Filter the listing and keep only the lines with the word "this".

[Data items]
□ □ □ □

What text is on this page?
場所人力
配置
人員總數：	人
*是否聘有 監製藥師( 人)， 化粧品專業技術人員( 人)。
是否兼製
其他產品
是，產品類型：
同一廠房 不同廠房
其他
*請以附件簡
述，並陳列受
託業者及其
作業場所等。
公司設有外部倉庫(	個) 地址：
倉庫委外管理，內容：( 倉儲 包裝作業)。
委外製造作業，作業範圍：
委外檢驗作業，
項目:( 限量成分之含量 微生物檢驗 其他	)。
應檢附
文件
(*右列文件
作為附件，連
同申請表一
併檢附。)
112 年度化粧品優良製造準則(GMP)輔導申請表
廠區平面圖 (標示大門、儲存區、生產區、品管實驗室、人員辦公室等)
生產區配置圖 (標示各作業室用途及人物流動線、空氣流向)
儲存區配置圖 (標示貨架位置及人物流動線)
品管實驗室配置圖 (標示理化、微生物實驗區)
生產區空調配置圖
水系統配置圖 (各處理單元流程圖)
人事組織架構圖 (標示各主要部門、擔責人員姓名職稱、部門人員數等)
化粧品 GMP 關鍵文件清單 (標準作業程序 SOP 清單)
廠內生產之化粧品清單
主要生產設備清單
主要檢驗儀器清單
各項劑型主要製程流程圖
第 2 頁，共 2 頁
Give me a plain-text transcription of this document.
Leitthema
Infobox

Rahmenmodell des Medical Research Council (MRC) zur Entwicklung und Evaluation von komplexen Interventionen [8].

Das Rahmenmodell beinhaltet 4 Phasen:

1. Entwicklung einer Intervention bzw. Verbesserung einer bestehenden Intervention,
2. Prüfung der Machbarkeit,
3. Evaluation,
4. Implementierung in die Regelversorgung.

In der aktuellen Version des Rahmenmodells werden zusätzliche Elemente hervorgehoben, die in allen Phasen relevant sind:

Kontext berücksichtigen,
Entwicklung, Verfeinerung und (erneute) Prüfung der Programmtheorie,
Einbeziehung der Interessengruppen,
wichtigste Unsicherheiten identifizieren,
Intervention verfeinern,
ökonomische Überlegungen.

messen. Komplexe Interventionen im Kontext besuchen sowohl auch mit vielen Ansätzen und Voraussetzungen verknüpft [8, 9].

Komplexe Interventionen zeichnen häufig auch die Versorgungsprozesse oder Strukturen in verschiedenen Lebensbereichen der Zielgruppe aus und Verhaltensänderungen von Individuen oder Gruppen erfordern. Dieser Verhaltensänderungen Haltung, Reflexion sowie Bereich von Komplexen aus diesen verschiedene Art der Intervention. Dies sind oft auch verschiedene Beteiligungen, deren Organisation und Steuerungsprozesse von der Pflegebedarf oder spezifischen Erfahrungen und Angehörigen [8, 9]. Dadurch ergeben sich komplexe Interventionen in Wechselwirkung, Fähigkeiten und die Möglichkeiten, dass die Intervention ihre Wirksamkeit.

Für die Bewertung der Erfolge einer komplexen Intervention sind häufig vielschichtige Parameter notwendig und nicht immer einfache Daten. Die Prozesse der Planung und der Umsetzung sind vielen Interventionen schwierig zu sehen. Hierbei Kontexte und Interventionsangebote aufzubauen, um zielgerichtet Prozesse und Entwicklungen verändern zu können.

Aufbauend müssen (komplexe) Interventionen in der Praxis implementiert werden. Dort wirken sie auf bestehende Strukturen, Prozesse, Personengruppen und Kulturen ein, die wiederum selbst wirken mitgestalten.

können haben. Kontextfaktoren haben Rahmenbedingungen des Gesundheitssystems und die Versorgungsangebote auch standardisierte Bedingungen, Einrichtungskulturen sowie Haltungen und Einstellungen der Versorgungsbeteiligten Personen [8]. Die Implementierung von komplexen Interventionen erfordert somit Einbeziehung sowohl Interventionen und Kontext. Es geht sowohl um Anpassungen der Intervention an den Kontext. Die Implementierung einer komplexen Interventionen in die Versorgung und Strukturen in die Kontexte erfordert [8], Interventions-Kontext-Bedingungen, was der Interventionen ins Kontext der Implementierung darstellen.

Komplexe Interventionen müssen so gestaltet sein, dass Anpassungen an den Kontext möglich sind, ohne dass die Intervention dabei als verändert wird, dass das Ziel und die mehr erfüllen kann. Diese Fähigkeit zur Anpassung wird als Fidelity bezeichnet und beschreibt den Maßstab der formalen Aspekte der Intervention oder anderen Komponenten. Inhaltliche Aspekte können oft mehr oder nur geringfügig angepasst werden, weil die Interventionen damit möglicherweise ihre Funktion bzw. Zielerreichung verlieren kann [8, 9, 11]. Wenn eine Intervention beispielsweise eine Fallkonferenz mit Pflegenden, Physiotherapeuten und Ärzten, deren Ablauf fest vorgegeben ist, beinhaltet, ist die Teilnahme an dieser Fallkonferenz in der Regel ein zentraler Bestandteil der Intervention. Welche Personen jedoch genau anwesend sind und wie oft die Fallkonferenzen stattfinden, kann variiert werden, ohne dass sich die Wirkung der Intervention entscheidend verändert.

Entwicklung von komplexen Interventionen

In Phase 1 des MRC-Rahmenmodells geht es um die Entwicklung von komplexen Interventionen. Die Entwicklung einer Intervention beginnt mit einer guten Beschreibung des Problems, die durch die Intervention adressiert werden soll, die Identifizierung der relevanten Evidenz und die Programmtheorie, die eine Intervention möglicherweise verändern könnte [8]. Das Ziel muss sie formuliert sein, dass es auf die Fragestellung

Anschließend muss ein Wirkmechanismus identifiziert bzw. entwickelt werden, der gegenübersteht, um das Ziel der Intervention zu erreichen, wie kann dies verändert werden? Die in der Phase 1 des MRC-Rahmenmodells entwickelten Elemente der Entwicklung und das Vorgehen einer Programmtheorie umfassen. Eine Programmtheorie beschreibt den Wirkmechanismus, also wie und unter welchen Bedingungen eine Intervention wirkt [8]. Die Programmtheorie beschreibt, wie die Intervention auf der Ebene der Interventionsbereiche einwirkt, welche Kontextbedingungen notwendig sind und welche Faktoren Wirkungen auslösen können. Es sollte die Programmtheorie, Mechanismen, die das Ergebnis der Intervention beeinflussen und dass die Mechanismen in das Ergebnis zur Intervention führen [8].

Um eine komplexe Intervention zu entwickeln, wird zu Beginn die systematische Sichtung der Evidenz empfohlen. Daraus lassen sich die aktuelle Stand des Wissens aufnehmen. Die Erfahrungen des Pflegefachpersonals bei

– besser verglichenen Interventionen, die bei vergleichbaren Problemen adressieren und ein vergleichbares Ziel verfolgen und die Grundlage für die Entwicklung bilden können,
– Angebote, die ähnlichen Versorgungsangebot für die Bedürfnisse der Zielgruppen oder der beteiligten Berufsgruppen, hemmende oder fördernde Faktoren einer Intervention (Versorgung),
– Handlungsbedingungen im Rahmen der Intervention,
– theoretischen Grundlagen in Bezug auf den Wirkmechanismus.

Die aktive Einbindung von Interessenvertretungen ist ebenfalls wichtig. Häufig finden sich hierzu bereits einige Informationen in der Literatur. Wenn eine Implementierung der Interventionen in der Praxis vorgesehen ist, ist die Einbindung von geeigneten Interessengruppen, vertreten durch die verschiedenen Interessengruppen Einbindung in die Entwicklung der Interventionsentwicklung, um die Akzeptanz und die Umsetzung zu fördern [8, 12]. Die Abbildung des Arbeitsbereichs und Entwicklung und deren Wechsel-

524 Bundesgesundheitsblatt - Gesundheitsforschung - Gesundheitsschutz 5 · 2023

□ □ □ □

FULL SOLUTION:
What text is on this page?
Give me a plain-text transcription of this document.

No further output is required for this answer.